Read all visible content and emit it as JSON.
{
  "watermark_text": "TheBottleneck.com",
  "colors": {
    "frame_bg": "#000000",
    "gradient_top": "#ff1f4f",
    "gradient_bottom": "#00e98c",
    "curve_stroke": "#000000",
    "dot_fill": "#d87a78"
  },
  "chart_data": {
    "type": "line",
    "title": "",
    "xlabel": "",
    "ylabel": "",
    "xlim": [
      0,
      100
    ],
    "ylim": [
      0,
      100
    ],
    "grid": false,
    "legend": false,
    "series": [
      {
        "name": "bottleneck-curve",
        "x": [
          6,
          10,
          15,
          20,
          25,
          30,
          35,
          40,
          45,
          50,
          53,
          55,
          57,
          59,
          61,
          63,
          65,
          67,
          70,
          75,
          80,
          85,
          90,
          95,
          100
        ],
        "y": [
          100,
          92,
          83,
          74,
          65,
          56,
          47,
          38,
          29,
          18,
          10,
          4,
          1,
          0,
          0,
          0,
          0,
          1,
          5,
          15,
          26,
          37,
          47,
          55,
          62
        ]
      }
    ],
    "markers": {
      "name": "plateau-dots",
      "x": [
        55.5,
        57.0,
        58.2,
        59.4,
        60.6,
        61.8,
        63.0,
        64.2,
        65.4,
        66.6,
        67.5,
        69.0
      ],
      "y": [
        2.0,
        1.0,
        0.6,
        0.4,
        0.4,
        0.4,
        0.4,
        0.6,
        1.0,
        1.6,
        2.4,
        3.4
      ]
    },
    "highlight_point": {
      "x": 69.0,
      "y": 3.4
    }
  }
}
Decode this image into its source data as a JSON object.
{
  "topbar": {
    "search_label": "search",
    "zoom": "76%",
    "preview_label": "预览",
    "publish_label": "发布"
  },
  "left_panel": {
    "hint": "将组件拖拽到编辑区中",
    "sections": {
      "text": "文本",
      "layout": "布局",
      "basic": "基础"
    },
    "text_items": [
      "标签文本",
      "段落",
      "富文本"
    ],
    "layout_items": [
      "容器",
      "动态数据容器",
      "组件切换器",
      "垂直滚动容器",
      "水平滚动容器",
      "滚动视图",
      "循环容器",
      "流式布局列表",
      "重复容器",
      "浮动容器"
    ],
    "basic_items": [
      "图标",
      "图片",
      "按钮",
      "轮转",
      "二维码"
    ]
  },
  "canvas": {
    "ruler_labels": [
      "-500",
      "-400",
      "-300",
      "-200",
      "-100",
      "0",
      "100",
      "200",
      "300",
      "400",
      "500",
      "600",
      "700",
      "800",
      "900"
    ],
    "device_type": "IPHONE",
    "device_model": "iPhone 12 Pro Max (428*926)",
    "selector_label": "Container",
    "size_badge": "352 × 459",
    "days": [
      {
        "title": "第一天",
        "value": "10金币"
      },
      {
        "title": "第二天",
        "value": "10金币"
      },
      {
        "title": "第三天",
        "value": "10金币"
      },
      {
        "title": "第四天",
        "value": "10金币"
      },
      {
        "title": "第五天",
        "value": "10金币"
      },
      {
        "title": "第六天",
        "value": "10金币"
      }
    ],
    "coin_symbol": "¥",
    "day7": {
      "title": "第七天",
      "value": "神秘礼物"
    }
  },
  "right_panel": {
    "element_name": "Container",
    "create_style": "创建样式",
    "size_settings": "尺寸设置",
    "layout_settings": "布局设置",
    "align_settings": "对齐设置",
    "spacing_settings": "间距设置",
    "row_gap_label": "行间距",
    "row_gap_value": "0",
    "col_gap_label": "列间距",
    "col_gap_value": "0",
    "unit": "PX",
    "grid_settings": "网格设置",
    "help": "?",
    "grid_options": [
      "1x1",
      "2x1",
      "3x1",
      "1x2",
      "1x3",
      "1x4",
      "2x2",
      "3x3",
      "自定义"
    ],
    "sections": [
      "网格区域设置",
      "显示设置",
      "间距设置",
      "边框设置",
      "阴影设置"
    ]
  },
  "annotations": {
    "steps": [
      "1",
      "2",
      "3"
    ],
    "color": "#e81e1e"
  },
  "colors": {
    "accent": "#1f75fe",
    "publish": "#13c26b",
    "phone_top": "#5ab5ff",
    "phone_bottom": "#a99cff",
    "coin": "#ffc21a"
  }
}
——————————
GIVEN TASK:
Every line of the records above needs to be given again exactly.

CORRECT ANSWER:
Read all visible content and emit it as JSON.
{
  "watermark_text": "TheBottleneck.com",
  "colors": {
    "frame_bg": "#000000",
    "gradient_top": "#ff1f4f",
    "gradient_bottom": "#00e98c",
    "curve_stroke": "#000000",
    "dot_fill": "#d87a78"
  },
  "chart_data": {
    "type": "line",
    "title": "",
    "xlabel": "",
    "ylabel": "",
    "xlim": [
      0,
      100
    ],
    "ylim": [
      0,
      100
    ],
    "grid": false,
    "legend": false,
    "series": [
      {
        "name": "bottleneck-curve",
        "x": [
          6,
          10,
          15,
          20,
          25,
          30,
          35,
          40,
          45,
          50,
          53,
          55,
          57,
          59,
          61,
          63,
          65,
          67,
          70,
          75,
          80,
          85,
          90,
          95,
          100
        ],
        "y": [
          100,
          92,
          83,
          74,
          65,
          56,
          47,
          38,
          29,
          18,
          10,
          4,
          1,
          0,
          0,
          0,
          0,
          1,
          5,
          15,
          26,
          37,
          47,
          55,
          62
        ]
      }
    ],
    "markers": {
      "name": "plateau-dots",
      "x": [
        55.5,
        57.0,
        58.2,
        59.4,
        60.6,
        61.8,
        63.0,
        64.2,
        65.4,
        66.6,
        67.5,
        69.0
      ],
      "y": [
        2.0,
        1.0,
        0.6,
        0.4,
        0.4,
        0.4,
        0.4,
        0.6,
        1.0,
        1.6,
        2.4,
        3.4
      ]
    },
    "highlight_point": {
      "x": 69.0,
      "y": 3.4
    }
  }
}
Decode this image into its source data as a JSON object.
{
  "topbar": {
    "search_label": "search",
    "zoom": "76%",
    "preview_label": "预览",
    "publish_label": "发布"
  },
  "left_panel": {
    "hint": "将组件拖拽到编辑区中",
    "sections": {
      "text": "文本",
      "layout": "布局",
      "basic": "基础"
    },
    "text_items": [
      "标签文本",
      "段落",
      "富文本"
    ],
    "layout_items": [
      "容器",
      "动态数据容器",
      "组件切换器",
      "垂直滚动容器",
      "水平滚动容器",
      "滚动视图",
      "循环容器",
      "流式布局列表",
      "重复容器",
      "浮动容器"
    ],
    "basic_items": [
      "图标",
      "图片",
      "按钮",
      "轮转",
      "二维码"
    ]
  },
  "canvas": {
    "ruler_labels": [
      "-500",
      "-400",
      "-300",
      "-200",
      "-100",
      "0",
      "100",
      "200",
      "300",
      "400",
      "500",
      "600",
      "700",
      "800",
      "900"
    ],
    "device_type": "IPHONE",
    "device_model": "iPhone 12 Pro Max (428*926)",
    "selector_label": "Container",
    "size_badge": "352 × 459",
    "days": [
      {
        "title": "第一天",
        "value": "10金币"
      },
      {
        "title": "第二天",
        "value": "10金币"
      },
      {
        "title": "第三天",
        "value": "10金币"
      },
      {
        "title": "第四天",
        "value": "10金币"
      },
      {
        "title": "第五天",
        "value": "10金币"
      },
      {
        "title": "第六天",
        "value": "10金币"
      }
    ],
    "coin_symbol": "¥",
    "day7": {
      "title": "第七天",
      "value": "神秘礼物"
    }
  },
  "right_panel": {
    "element_name": "Container",
    "create_style": "创建样式",
    "size_settings": "尺寸设置",
    "layout_settings": "布局设置",
    "align_settings": "对齐设置",
    "spacing_settings": "间距设置",
    "row_gap_label": "行间距",
    "row_gap_value": "0",
    "col_gap_label": "列间距",
    "col_gap_value": "0",
    "unit": "PX",
    "grid_settings": "网格设置",
    "help": "?",
    "grid_options": [
      "1x1",
      "2x1",
      "3x1",
      "1x2",
      "1x3",
      "1x4",
      "2x2",
      "3x3",
      "自定义"
    ],
    "sections": [
      "网格区域设置",
      "显示设置",
      "间距设置",
      "边框设置",
      "阴影设置"
    ]
  },
  "annotations": {
    "steps": [
      "1",
      "2",
      "3"
    ],
    "color": "#e81e1e"
  },
  "colors": {
    "accent": "#1f75fe",
    "publish": "#13c26b",
    "phone_top": "#5ab5ff",
    "phone_bottom": "#a99cff",
    "coin": "#ffc21a"
  }
}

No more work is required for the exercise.